* START *

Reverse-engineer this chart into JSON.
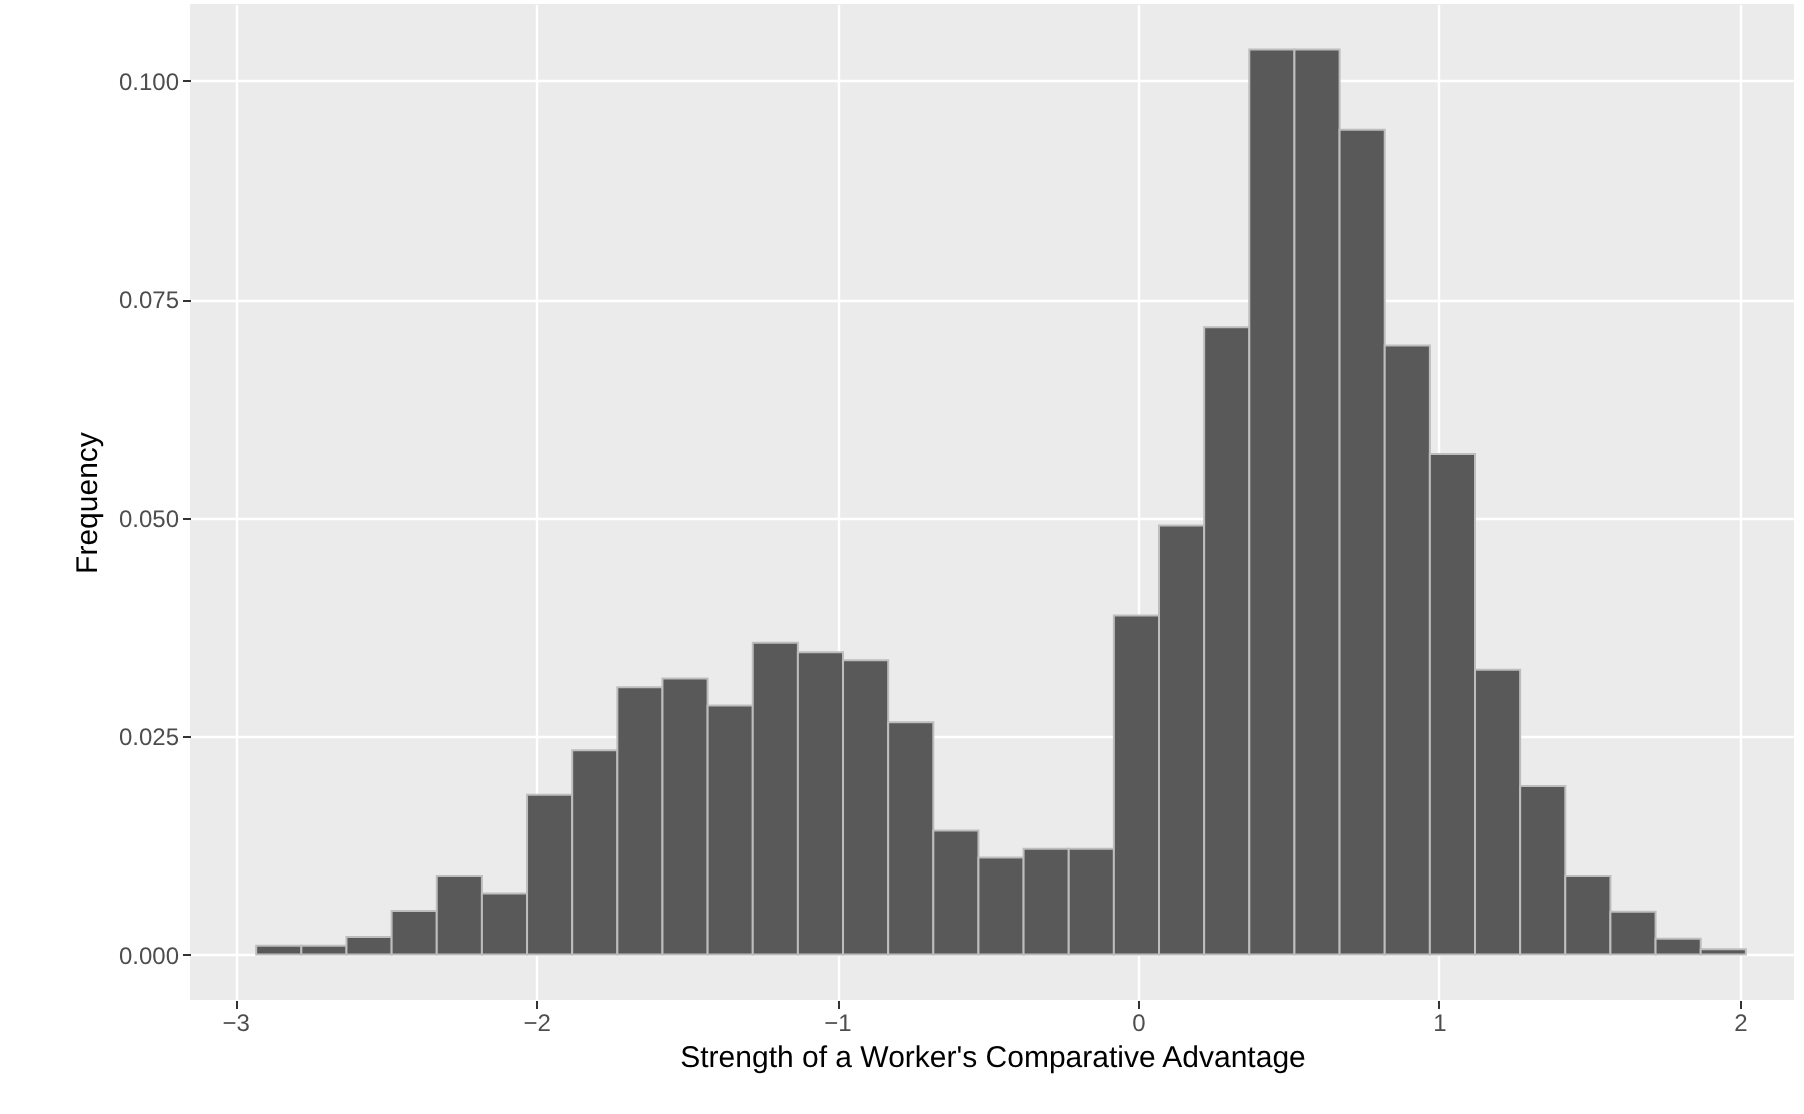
{
  "chart_data": {
    "type": "histogram",
    "xlabel": "Strength of a Worker's Comparative Advantage",
    "ylabel": "Frequency",
    "bins": [
      -2.93,
      -2.78,
      -2.63,
      -2.48,
      -2.33,
      -2.18,
      -2.03,
      -1.88,
      -1.73,
      -1.58,
      -1.43,
      -1.28,
      -1.13,
      -0.98,
      -0.83,
      -0.68,
      -0.53,
      -0.38,
      -0.23,
      -0.08,
      0.07,
      0.22,
      0.37,
      0.52,
      0.67,
      0.82,
      0.97,
      1.12,
      1.27,
      1.42,
      1.57,
      1.72,
      1.87,
      2.02
    ],
    "values": [
      0.001,
      0.001,
      0.002,
      0.005,
      0.009,
      0.007,
      0.0183,
      0.0234,
      0.0306,
      0.0316,
      0.0285,
      0.0357,
      0.0346,
      0.0337,
      0.0266,
      0.0142,
      0.0111,
      0.0121,
      0.0121,
      0.0388,
      0.0491,
      0.0718,
      0.1036,
      0.1036,
      0.0944,
      0.0697,
      0.0573,
      0.0326,
      0.0193,
      0.009,
      0.0049,
      0.0018,
      0.0006
    ],
    "color": "#595959",
    "xlim": [
      -3.15,
      2.18
    ],
    "ylim": [
      -0.0052,
      0.1088
    ],
    "xticks": [
      {
        "value": -3,
        "label": "−3"
      },
      {
        "value": -2,
        "label": "−2"
      },
      {
        "value": -1,
        "label": "−1"
      },
      0,
      1,
      2
    ],
    "yticks": [
      {
        "value": 0,
        "label": "0.000"
      },
      {
        "value": 0.025,
        "label": "0.025"
      },
      {
        "value": 0.05,
        "label": "0.050"
      },
      {
        "value": 0.075,
        "label": "0.075"
      },
      {
        "value": 0.1,
        "label": "0.100"
      }
    ],
    "grid": true
  }
}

* END *

● **EXERCISE DESCRIPTION**
Return each line exactly as written. Any picture gets left out.

● **TASK SOLUTION**
Reverse-engineer this chart into JSON.
{
  "chart_data": {
    "type": "histogram",
    "xlabel": "Strength of a Worker's Comparative Advantage",
    "ylabel": "Frequency",
    "bins": [
      -2.93,
      -2.78,
      -2.63,
      -2.48,
      -2.33,
      -2.18,
      -2.03,
      -1.88,
      -1.73,
      -1.58,
      -1.43,
      -1.28,
      -1.13,
      -0.98,
      -0.83,
      -0.68,
      -0.53,
      -0.38,
      -0.23,
      -0.08,
      0.07,
      0.22,
      0.37,
      0.52,
      0.67,
      0.82,
      0.97,
      1.12,
      1.27,
      1.42,
      1.57,
      1.72,
      1.87,
      2.02
    ],
    "values": [
      0.001,
      0.001,
      0.002,
      0.005,
      0.009,
      0.007,
      0.0183,
      0.0234,
      0.0306,
      0.0316,
      0.0285,
      0.0357,
      0.0346,
      0.0337,
      0.0266,
      0.0142,
      0.0111,
      0.0121,
      0.0121,
      0.0388,
      0.0491,
      0.0718,
      0.1036,
      0.1036,
      0.0944,
      0.0697,
      0.0573,
      0.0326,
      0.0193,
      0.009,
      0.0049,
      0.0018,
      0.0006
    ],
    "color": "#595959",
    "xlim": [
      -3.15,
      2.18
    ],
    "ylim": [
      -0.0052,
      0.1088
    ],
    "xticks": [
      {
        "value": -3,
        "label": "−3"
      },
      {
        "value": -2,
        "label": "−2"
      },
      {
        "value": -1,
        "label": "−1"
      },
      0,
      1,
      2
    ],
    "yticks": [
      {
        "value": 0,
        "label": "0.000"
      },
      {
        "value": 0.025,
        "label": "0.025"
      },
      {
        "value": 0.05,
        "label": "0.050"
      },
      {
        "value": 0.075,
        "label": "0.075"
      },
      {
        "value": 0.1,
        "label": "0.100"
      }
    ],
    "grid": true
  }
}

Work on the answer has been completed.